Short problem
Only the pictures are omitted; repeat all other data exactly.

◇ ◇ ◇ ◇ ◇ ◇ ◇

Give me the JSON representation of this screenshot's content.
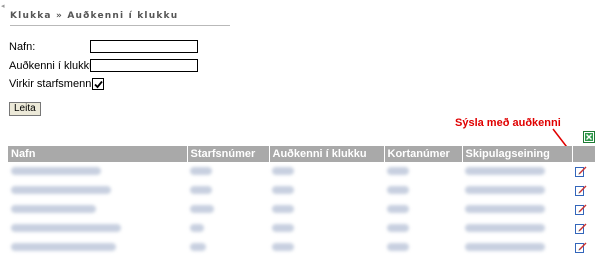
{
  "header": {
    "title": "Klukka » Auðkenni í klukku"
  },
  "form": {
    "nafn_label": "Nafn:",
    "nafn_value": "",
    "audkenni_label": "Auðkenni í klukku:",
    "audkenni_value": "",
    "virkir_label": "Virkir starfsmenn:",
    "virkir_checked": true,
    "search_button": "Leita"
  },
  "annotation": {
    "text": "Sýsla með auðkenni",
    "color": "#e00000"
  },
  "table": {
    "columns": [
      "Nafn",
      "Starfsnúmer",
      "Auðkenni í klukku",
      "Kortanúmer",
      "Skipulagseining",
      ""
    ],
    "header_color": "#a9a9a9",
    "rows": [
      {
        "note": "blurred"
      },
      {
        "note": "blurred"
      },
      {
        "note": "blurred"
      },
      {
        "note": "blurred"
      },
      {
        "note": "blurred"
      }
    ],
    "row_action_icon": "edit-icon"
  },
  "toolbar": {
    "export_icon": "excel-export-icon"
  }
}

◇ ◇ ◇ ◇ ◇ ◇ ◇

Task solution
Give me the JSON representation of this screenshot's content.
{
  "header": {
    "title": "Klukka » Auðkenni í klukku"
  },
  "form": {
    "nafn_label": "Nafn:",
    "nafn_value": "",
    "audkenni_label": "Auðkenni í klukku:",
    "audkenni_value": "",
    "virkir_label": "Virkir starfsmenn:",
    "virkir_checked": true,
    "search_button": "Leita"
  },
  "annotation": {
    "text": "Sýsla með auðkenni",
    "color": "#e00000"
  },
  "table": {
    "columns": [
      "Nafn",
      "Starfsnúmer",
      "Auðkenni í klukku",
      "Kortanúmer",
      "Skipulagseining",
      ""
    ],
    "header_color": "#a9a9a9",
    "rows": [
      {
        "note": "blurred"
      },
      {
        "note": "blurred"
      },
      {
        "note": "blurred"
      },
      {
        "note": "blurred"
      },
      {
        "note": "blurred"
      }
    ],
    "row_action_icon": "edit-icon"
  },
  "toolbar": {
    "export_icon": "excel-export-icon"
  }
}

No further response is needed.